++++ Recorded data

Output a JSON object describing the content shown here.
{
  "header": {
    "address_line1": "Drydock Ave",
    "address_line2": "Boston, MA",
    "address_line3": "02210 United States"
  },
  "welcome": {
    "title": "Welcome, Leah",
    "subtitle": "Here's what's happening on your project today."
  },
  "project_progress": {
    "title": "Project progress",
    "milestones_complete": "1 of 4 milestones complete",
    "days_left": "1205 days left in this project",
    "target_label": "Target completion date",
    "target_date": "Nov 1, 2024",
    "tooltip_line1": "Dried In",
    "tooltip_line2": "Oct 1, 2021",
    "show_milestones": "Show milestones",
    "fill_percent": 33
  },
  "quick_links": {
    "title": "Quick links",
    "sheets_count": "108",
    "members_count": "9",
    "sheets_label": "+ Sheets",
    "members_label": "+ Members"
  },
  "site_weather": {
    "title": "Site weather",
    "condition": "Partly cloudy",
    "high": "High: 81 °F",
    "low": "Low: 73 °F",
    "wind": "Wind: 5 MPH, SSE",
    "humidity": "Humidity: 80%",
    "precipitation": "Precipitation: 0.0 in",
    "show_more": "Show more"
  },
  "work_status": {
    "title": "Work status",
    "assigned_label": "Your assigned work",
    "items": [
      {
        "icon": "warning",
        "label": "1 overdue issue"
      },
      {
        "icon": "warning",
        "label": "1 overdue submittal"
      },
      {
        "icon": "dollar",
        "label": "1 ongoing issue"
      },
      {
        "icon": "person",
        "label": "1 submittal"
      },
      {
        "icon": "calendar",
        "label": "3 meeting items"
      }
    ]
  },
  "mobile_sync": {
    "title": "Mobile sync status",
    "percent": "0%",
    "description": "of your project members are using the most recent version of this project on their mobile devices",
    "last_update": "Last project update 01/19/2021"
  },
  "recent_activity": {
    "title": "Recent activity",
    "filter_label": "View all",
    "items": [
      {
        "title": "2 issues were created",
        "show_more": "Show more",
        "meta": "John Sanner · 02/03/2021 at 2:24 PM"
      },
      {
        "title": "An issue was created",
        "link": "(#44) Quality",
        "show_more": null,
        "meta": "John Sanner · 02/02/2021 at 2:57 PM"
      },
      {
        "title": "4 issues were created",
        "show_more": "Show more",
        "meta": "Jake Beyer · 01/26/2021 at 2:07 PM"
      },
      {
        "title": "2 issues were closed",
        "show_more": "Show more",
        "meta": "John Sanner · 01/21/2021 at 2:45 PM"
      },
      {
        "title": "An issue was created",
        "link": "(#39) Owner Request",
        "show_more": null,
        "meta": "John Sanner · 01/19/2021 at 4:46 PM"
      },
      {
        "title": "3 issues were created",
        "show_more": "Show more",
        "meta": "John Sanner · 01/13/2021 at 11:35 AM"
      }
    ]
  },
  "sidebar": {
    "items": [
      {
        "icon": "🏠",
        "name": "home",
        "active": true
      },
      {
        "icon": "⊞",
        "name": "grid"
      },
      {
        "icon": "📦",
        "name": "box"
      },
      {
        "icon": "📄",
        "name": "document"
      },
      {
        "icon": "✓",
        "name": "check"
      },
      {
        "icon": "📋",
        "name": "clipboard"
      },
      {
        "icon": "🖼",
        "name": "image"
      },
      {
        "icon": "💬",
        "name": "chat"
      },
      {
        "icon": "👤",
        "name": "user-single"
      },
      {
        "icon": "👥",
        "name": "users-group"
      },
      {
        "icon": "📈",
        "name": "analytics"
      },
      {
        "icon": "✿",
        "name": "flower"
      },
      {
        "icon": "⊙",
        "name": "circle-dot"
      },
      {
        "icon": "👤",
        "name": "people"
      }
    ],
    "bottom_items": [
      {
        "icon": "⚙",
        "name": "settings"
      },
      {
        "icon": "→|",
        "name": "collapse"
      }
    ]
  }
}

++++++++

**Problem description:** Recopy all the lines exactly as they appear.

**Full output:**
Output a JSON object describing the content shown here.
{
  "header": {
    "address_line1": "Drydock Ave",
    "address_line2": "Boston, MA",
    "address_line3": "02210 United States"
  },
  "welcome": {
    "title": "Welcome, Leah",
    "subtitle": "Here's what's happening on your project today."
  },
  "project_progress": {
    "title": "Project progress",
    "milestones_complete": "1 of 4 milestones complete",
    "days_left": "1205 days left in this project",
    "target_label": "Target completion date",
    "target_date": "Nov 1, 2024",
    "tooltip_line1": "Dried In",
    "tooltip_line2": "Oct 1, 2021",
    "show_milestones": "Show milestones",
    "fill_percent": 33
  },
  "quick_links": {
    "title": "Quick links",
    "sheets_count": "108",
    "members_count": "9",
    "sheets_label": "+ Sheets",
    "members_label": "+ Members"
  },
  "site_weather": {
    "title": "Site weather",
    "condition": "Partly cloudy",
    "high": "High: 81 °F",
    "low": "Low: 73 °F",
    "wind": "Wind: 5 MPH, SSE",
    "humidity": "Humidity: 80%",
    "precipitation": "Precipitation: 0.0 in",
    "show_more": "Show more"
  },
  "work_status": {
    "title": "Work status",
    "assigned_label": "Your assigned work",
    "items": [
      {
        "icon": "warning",
        "label": "1 overdue issue"
      },
      {
        "icon": "warning",
        "label": "1 overdue submittal"
      },
      {
        "icon": "dollar",
        "label": "1 ongoing issue"
      },
      {
        "icon": "person",
        "label": "1 submittal"
      },
      {
        "icon": "calendar",
        "label": "3 meeting items"
      }
    ]
  },
  "mobile_sync": {
    "title": "Mobile sync status",
    "percent": "0%",
    "description": "of your project members are using the most recent version of this project on their mobile devices",
    "last_update": "Last project update 01/19/2021"
  },
  "recent_activity": {
    "title": "Recent activity",
    "filter_label": "View all",
    "items": [
      {
        "title": "2 issues were created",
        "show_more": "Show more",
        "meta": "John Sanner · 02/03/2021 at 2:24 PM"
      },
      {
        "title": "An issue was created",
        "link": "(#44) Quality",
        "show_more": null,
        "meta": "John Sanner · 02/02/2021 at 2:57 PM"
      },
      {
        "title": "4 issues were created",
        "show_more": "Show more",
        "meta": "Jake Beyer · 01/26/2021 at 2:07 PM"
      },
      {
        "title": "2 issues were closed",
        "show_more": "Show more",
        "meta": "John Sanner · 01/21/2021 at 2:45 PM"
      },
      {
        "title": "An issue was created",
        "link": "(#39) Owner Request",
        "show_more": null,
        "meta": "John Sanner · 01/19/2021 at 4:46 PM"
      },
      {
        "title": "3 issues were created",
        "show_more": "Show more",
        "meta": "John Sanner · 01/13/2021 at 11:35 AM"
      }
    ]
  },
  "sidebar": {
    "items": [
      {
        "icon": "🏠",
        "name": "home",
        "active": true
      },
      {
        "icon": "⊞",
        "name": "grid"
      },
      {
        "icon": "📦",
        "name": "box"
      },
      {
        "icon": "📄",
        "name": "document"
      },
      {
        "icon": "✓",
        "name": "check"
      },
      {
        "icon": "📋",
        "name": "clipboard"
      },
      {
        "icon": "🖼",
        "name": "image"
      },
      {
        "icon": "💬",
        "name": "chat"
      },
      {
        "icon": "👤",
        "name": "user-single"
      },
      {
        "icon": "👥",
        "name": "users-group"
      },
      {
        "icon": "📈",
        "name": "analytics"
      },
      {
        "icon": "✿",
        "name": "flower"
      },
      {
        "icon": "⊙",
        "name": "circle-dot"
      },
      {
        "icon": "👤",
        "name": "people"
      }
    ],
    "bottom_items": [
      {
        "icon": "⚙",
        "name": "settings"
      },
      {
        "icon": "→|",
        "name": "collapse"
      }
    ]
  }
}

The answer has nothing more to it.